EXERCISE REQUIREMENTS: Copy the records below exactly, omitting any pictures they contain.

***** INFORMATION GIVEN

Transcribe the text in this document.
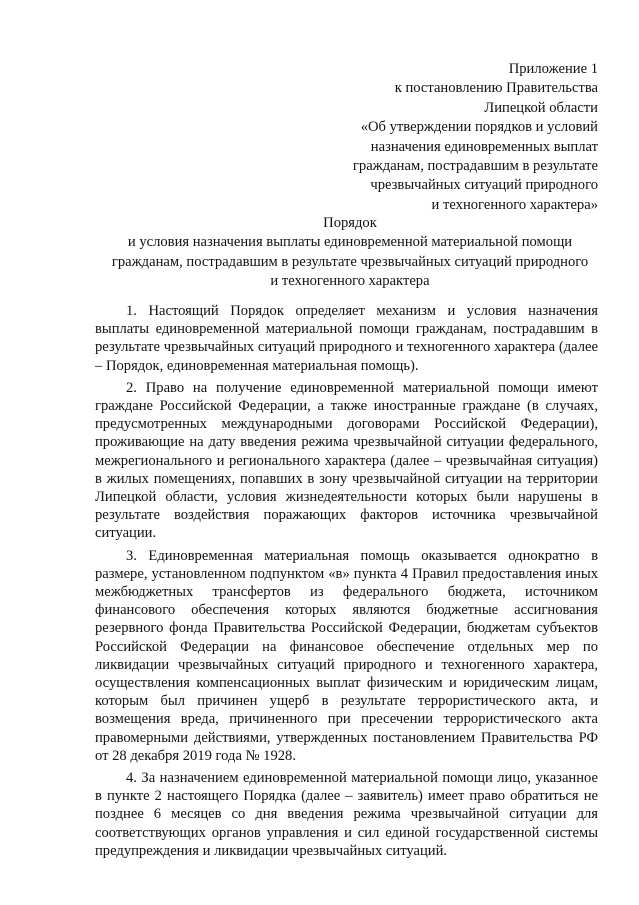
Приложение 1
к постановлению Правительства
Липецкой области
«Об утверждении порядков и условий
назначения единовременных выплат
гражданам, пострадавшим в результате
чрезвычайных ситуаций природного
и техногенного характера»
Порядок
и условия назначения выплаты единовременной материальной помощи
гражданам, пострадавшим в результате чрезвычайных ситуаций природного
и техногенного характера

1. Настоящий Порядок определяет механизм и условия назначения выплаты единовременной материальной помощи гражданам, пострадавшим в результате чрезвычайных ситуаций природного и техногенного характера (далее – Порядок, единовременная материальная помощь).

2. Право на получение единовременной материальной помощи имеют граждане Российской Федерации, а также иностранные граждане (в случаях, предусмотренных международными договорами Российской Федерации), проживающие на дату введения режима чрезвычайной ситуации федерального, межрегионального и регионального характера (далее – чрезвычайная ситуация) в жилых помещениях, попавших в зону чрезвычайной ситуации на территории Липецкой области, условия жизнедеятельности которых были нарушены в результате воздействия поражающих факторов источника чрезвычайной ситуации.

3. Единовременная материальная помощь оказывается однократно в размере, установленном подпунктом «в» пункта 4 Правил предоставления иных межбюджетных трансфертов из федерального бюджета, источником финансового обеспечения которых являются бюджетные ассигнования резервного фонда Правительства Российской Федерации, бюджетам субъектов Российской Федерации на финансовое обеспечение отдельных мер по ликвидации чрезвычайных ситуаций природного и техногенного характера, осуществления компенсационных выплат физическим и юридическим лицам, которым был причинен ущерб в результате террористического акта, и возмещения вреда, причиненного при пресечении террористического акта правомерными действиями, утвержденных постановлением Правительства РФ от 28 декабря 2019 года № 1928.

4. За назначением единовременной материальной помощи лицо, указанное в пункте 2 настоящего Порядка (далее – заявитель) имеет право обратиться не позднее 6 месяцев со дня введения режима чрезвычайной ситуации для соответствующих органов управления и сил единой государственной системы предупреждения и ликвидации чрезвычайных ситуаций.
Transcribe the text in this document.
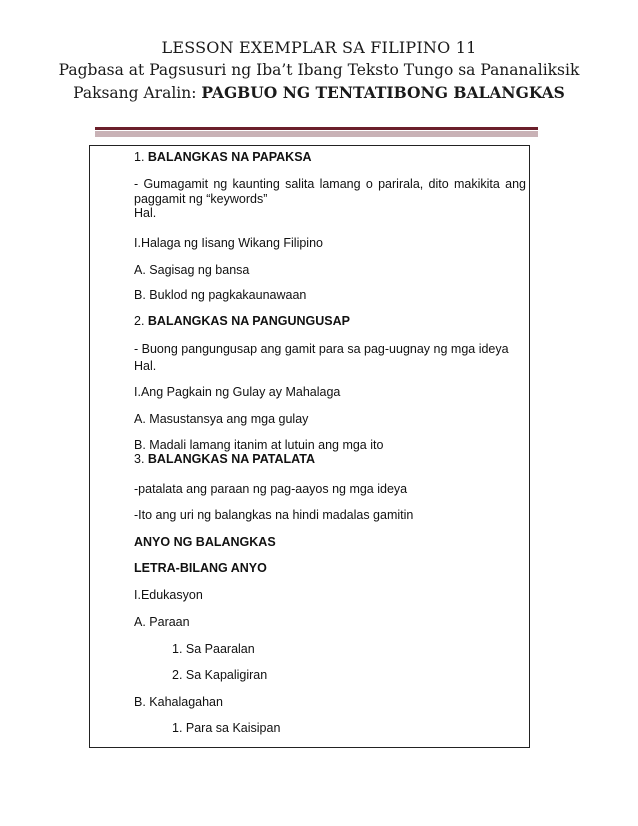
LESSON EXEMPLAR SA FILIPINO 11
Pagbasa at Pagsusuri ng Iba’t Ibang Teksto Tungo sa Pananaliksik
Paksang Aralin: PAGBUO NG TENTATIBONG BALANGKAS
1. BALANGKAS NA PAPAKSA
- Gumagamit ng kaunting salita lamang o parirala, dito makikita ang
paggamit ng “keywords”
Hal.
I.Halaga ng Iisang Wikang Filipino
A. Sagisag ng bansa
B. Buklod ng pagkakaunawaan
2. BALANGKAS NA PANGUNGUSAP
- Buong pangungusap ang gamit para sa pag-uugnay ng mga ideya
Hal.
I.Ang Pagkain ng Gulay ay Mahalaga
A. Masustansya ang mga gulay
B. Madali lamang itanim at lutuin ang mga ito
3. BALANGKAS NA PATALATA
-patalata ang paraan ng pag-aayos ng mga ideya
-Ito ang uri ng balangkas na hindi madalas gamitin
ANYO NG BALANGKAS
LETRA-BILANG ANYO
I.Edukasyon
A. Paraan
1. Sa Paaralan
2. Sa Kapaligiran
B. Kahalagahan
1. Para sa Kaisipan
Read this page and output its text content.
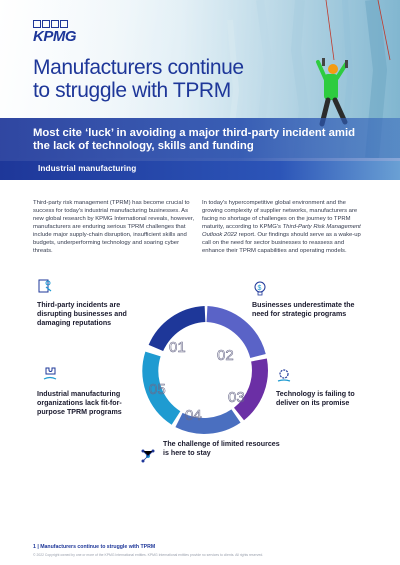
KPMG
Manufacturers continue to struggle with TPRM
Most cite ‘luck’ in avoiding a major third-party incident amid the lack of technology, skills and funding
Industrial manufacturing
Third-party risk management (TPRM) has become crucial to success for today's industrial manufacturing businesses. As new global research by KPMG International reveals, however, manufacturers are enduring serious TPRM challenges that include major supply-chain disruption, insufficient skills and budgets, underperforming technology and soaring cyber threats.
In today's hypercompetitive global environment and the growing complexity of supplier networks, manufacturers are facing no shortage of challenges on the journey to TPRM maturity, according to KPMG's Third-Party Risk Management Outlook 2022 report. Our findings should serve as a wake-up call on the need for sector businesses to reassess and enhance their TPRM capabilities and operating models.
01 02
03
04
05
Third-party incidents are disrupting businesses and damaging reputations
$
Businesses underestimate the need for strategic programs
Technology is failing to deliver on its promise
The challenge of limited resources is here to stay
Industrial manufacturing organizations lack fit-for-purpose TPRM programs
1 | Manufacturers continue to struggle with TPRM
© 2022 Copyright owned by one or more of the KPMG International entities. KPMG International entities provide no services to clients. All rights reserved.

**********

OUTPUT FOR THIS EXERCISE:
Transcribe the text in this document.
Приложение 1
к постановлению Правительства
Липецкой области
«Об утверждении порядков и условий
назначения единовременных выплат
гражданам, пострадавшим в результате
чрезвычайных ситуаций природного
и техногенного характера»
Порядок
и условия назначения выплаты единовременной материальной помощи
гражданам, пострадавшим в результате чрезвычайных ситуаций природного
и техногенного характера

1. Настоящий Порядок определяет механизм и условия назначения выплаты единовременной материальной помощи гражданам, пострадавшим в результате чрезвычайных ситуаций природного и техногенного характера (далее – Порядок, единовременная материальная помощь).

2. Право на получение единовременной материальной помощи имеют граждане Российской Федерации, а также иностранные граждане (в случаях, предусмотренных международными договорами Российской Федерации), проживающие на дату введения режима чрезвычайной ситуации федерального, межрегионального и регионального характера (далее – чрезвычайная ситуация) в жилых помещениях, попавших в зону чрезвычайной ситуации на территории Липецкой области, условия жизнедеятельности которых были нарушены в результате воздействия поражающих факторов источника чрезвычайной ситуации.

3. Единовременная материальная помощь оказывается однократно в размере, установленном подпунктом «в» пункта 4 Правил предоставления иных межбюджетных трансфертов из федерального бюджета, источником финансового обеспечения которых являются бюджетные ассигнования резервного фонда Правительства Российской Федерации, бюджетам субъектов Российской Федерации на финансовое обеспечение отдельных мер по ликвидации чрезвычайных ситуаций природного и техногенного характера, осуществления компенсационных выплат физическим и юридическим лицам, которым был причинен ущерб в результате террористического акта, и возмещения вреда, причиненного при пресечении террористического акта правомерными действиями, утвержденных постановлением Правительства РФ от 28 декабря 2019 года № 1928.

4. За назначением единовременной материальной помощи лицо, указанное в пункте 2 настоящего Порядка (далее – заявитель) имеет право обратиться не позднее 6 месяцев со дня введения режима чрезвычайной ситуации для соответствующих органов управления и сил единой государственной системы предупреждения и ликвидации чрезвычайных ситуаций.
Transcribe the text in this document.
LESSON EXEMPLAR SA FILIPINO 11
Pagbasa at Pagsusuri ng Iba’t Ibang Teksto Tungo sa Pananaliksik
Paksang Aralin: PAGBUO NG TENTATIBONG BALANGKAS
1. BALANGKAS NA PAPAKSA
- Gumagamit ng kaunting salita lamang o parirala, dito makikita ang
paggamit ng “keywords”
Hal.
I.Halaga ng Iisang Wikang Filipino
A. Sagisag ng bansa
B. Buklod ng pagkakaunawaan
2. BALANGKAS NA PANGUNGUSAP
- Buong pangungusap ang gamit para sa pag-uugnay ng mga ideya
Hal.
I.Ang Pagkain ng Gulay ay Mahalaga
A. Masustansya ang mga gulay
B. Madali lamang itanim at lutuin ang mga ito
3. BALANGKAS NA PATALATA
-patalata ang paraan ng pag-aayos ng mga ideya
-Ito ang uri ng balangkas na hindi madalas gamitin
ANYO NG BALANGKAS
LETRA-BILANG ANYO
I.Edukasyon
A. Paraan
1. Sa Paaralan
2. Sa Kapaligiran
B. Kahalagahan
1. Para sa Kaisipan
Read this page and output its text content.
KPMG
Manufacturers continue to struggle with TPRM
Most cite ‘luck’ in avoiding a major third-party incident amid the lack of technology, skills and funding
Industrial manufacturing
Third-party risk management (TPRM) has become crucial to success for today's industrial manufacturing businesses. As new global research by KPMG International reveals, however, manufacturers are enduring serious TPRM challenges that include major supply-chain disruption, insufficient skills and budgets, underperforming technology and soaring cyber threats.
In today's hypercompetitive global environment and the growing complexity of supplier networks, manufacturers are facing no shortage of challenges on the journey to TPRM maturity, according to KPMG's Third-Party Risk Management Outlook 2022 report. Our findings should serve as a wake-up call on the need for sector businesses to reassess and enhance their TPRM capabilities and operating models.
01 02
03
04
05
Third-party incidents are disrupting businesses and damaging reputations
$
Businesses underestimate the need for strategic programs
Technology is failing to deliver on its promise
The challenge of limited resources is here to stay
Industrial manufacturing organizations lack fit-for-purpose TPRM programs
1 | Manufacturers continue to struggle with TPRM
© 2022 Copyright owned by one or more of the KPMG International entities. KPMG International entities provide no services to clients. All rights reserved.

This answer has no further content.